_Actividad 1_:
Responde estas preguntas con lo que dice el texto sobre la muerte:
(a) Según el doctor Carrel, ¿en cuántas fases se divide la muerte y cuáles son?
(b) ¿Por cuánto tiempo pueden seguir viviendo los riñones?
(c) Según Grant Allen, ¿a qué se parece morirse?
_Actividad 2_: Copia del texto sobre la muerte todo lo que va desde "Andan hoy por" hasta "de una hora.".

_Texto dado_:
========================

Andan hoy por el mundo, sanos y cabales, muchos que han estado muertos; muchos a quienes la familia, la ley y la biología habían borrado de la lista de los vivos. Hemos de creerlo bajo la autoridad respetable y respetada del doctor Alexis Carrel, laureado con el premio Nóbel, biólogo, cirujano y autor de La Incógnita del Hombre.
La muerte, según el doctor Carrel, no es instantánea. Hay en ella dos fases: la de la muerte total o muerte del individuo, y la muerte parcial, o de los órganos aislados. La muerte total sigue al último latido del corazón, pues entonces se paralizan todas las funciones esenciales para la vida y se extingue la personalidad. Pero los órganos van muriendo cada uno por su lado. Los riñones, por ejemplo, pueden seguir viviendo por más de una hora.
El doctor Carrell lama a la primera "muerte remediable", ya que mediante la oportuna administración de socorros, puede devolverse a sus víctimas a la vida, si no está seriamente interesado ninguno de los órganos capitales. La segunda es la "muerte irremediable". Sacan a un nadador a la orilla, sin sentido; hallan a un hombre desmadejado sobre el volante de su auto, en marcha el motor, cerradas las puertas del garaje. El médico no siente vestigio de pulso ni el más leve soplo pulmonar. Manda traer el aparato de respiración artificial. Transcurren unos minutos de incertidumbre. A veces, vuelve a la vida.
No obstante eso, el doctor Carrell asegura que el sujeto ha estado muerto, tan muerto como puede estarlo la totalidad de su cuerpo, sin excluir la conciencia. Aquellos que, merced al tratamiento, vuelven a la vida, se diferencian de los que continúan muertos, sólo en un particular: en que no han recibido lesión irreparable en sus órganos esenciales.
¿Y qué cuentan los que han revivido de una muerte por inmersión? Casi todos dicen que no experimentaron padecimiento alguno después de los primeros esfuerzos por salvarse. La angustia de esos primeros instantes fue cediendo el lugar a una sensación de adormecedora languidez. Véase a continuación cómo la describe Grant Allen, que la experimentó:
"Mi indiferencia física a la muerte nace precisamente del conocimiento directo que de ésta tengo. Morirse es tan fácil como dormirse. La conciencia de que se aproximaba la muerte, y la lucha por librarme de ella era lo que me hacía padecer; pero, aún así y todo, no me sentía ni la mitad de lo mal que si me hubiera roto un brazo o me estuviesen sacando una muela. No experimenté ni pizca de apocamiento".

========================

_Datos extraídos_:

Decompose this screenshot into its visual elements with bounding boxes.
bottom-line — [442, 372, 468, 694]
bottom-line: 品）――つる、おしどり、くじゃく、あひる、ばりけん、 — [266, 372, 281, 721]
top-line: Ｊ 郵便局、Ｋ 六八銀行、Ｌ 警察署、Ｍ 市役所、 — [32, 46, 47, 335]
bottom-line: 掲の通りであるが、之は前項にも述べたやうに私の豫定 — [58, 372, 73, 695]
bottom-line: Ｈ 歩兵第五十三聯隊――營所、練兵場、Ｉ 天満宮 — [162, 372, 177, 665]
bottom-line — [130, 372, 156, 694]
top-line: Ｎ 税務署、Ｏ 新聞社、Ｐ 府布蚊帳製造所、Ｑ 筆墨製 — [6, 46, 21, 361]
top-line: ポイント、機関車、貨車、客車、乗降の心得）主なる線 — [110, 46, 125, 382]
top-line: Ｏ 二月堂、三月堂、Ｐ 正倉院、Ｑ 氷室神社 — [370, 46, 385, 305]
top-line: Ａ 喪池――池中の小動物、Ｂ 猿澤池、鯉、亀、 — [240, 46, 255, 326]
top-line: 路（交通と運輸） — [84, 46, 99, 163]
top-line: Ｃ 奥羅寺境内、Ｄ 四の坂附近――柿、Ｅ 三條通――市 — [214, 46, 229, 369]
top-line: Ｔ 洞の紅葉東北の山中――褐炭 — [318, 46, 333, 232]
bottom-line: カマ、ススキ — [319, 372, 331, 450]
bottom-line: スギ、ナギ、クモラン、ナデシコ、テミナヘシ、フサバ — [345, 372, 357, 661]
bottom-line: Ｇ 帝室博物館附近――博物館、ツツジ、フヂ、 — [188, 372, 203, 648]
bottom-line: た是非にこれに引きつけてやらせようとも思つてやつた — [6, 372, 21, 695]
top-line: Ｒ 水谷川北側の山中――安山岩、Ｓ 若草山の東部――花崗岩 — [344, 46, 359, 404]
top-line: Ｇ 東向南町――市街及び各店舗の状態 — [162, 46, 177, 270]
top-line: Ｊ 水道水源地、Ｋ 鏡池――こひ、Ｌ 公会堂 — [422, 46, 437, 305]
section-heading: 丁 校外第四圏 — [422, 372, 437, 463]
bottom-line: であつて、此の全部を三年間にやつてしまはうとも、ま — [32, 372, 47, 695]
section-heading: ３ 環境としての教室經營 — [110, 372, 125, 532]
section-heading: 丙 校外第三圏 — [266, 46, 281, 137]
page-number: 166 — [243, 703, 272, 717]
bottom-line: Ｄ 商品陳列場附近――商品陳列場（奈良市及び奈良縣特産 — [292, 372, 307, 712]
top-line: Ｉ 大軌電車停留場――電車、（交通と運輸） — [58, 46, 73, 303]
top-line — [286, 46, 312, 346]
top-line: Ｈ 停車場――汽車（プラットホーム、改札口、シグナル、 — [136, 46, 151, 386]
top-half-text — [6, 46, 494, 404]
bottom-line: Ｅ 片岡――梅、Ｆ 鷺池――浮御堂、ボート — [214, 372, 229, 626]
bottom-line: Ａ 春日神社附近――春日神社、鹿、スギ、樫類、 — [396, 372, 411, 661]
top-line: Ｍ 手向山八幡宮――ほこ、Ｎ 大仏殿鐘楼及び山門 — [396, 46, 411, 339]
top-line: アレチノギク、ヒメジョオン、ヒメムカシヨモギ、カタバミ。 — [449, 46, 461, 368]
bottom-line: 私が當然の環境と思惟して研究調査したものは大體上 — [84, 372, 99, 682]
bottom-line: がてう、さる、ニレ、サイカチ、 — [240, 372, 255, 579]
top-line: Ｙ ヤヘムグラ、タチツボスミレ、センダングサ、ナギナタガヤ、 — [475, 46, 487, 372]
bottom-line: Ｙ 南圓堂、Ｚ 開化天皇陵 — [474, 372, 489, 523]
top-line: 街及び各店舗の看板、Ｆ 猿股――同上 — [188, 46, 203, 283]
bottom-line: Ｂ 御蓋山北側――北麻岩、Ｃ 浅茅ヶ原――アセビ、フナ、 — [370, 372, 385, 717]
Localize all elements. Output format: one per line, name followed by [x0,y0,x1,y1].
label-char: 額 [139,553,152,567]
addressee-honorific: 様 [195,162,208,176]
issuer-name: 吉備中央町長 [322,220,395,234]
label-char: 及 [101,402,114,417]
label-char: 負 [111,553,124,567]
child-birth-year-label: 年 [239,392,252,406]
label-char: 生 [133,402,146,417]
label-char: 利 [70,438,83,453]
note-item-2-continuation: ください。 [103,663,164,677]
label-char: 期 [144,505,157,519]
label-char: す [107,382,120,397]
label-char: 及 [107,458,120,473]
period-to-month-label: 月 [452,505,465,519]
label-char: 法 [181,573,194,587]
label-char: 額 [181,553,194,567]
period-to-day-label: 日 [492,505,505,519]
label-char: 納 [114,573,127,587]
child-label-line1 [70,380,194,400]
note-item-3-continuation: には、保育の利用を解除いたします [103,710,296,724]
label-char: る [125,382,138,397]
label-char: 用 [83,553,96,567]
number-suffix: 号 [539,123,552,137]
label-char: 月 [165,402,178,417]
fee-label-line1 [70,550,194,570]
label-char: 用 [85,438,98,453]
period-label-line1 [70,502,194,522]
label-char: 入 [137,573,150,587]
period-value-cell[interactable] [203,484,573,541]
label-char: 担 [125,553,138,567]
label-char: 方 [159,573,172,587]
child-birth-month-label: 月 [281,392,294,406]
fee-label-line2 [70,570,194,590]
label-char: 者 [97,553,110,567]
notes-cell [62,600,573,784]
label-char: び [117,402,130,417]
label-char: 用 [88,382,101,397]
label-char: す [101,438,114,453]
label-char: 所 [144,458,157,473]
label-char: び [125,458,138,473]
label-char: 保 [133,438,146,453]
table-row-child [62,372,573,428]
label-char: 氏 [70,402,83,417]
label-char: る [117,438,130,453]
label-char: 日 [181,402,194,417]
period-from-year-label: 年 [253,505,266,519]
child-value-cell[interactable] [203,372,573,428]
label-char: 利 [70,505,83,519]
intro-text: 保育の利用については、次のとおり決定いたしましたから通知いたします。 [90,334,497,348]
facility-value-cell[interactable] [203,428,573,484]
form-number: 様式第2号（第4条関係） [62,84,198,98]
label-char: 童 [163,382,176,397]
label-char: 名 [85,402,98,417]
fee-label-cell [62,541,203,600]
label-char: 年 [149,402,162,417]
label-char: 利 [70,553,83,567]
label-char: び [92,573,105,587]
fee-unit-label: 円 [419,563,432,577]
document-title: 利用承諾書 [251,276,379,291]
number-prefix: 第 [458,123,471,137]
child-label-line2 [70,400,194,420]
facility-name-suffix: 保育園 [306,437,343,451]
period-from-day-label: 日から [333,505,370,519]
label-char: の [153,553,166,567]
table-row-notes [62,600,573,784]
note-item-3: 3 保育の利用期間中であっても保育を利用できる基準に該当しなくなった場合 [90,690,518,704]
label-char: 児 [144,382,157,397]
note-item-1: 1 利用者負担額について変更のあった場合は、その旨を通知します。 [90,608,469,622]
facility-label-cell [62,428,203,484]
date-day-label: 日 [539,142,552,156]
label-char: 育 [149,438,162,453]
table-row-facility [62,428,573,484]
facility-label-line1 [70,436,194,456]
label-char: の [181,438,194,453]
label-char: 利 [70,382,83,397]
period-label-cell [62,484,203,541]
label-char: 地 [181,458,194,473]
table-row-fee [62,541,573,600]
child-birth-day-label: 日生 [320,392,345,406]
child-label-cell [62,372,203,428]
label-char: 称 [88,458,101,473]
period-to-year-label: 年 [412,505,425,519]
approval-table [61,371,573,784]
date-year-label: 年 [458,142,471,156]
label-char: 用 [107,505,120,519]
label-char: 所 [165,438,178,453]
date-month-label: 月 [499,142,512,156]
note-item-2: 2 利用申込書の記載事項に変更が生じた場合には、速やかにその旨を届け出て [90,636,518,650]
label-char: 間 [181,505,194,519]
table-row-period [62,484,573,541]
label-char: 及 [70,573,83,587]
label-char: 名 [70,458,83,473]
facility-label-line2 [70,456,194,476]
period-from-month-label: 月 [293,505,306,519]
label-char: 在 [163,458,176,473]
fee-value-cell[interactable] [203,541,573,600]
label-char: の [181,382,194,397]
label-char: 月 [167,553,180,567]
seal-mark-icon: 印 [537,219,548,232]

========================

_Solución 1_:
(a) En dos fases: la muerte total o muerte del individuo, y la muerte parcial o de los órganos aislados.
(b) Por más de una hora.
(c) A dormirse: morirse es tan fácil como dormirse.

_Solución 2_:
Andan hoy por el mundo, sanos y cabales, muchos que han estado muertos; muchos a quienes la familia, la ley y la biología habían borrado de la lista de los vivos. Hemos de creerlo bajo la autoridad respetable y respetada del doctor Alexis Carrel, laureado con el premio Nóbel, biólogo, cirujano y autor de La Incógnita del Hombre.
La muerte, según el doctor Carrel, no es instantánea. Hay en ella dos fases: la de la muerte total o muerte del individuo, y la muerte parcial, o de los órganos aislados. La muerte total sigue al último latido del corazón, pues entonces se paralizan todas las funciones esenciales para la vida y se extingue la personalidad. Pero los órganos van muriendo cada uno por su lado. Los riñones, por ejemplo, pueden seguir viviendo por más de una hora.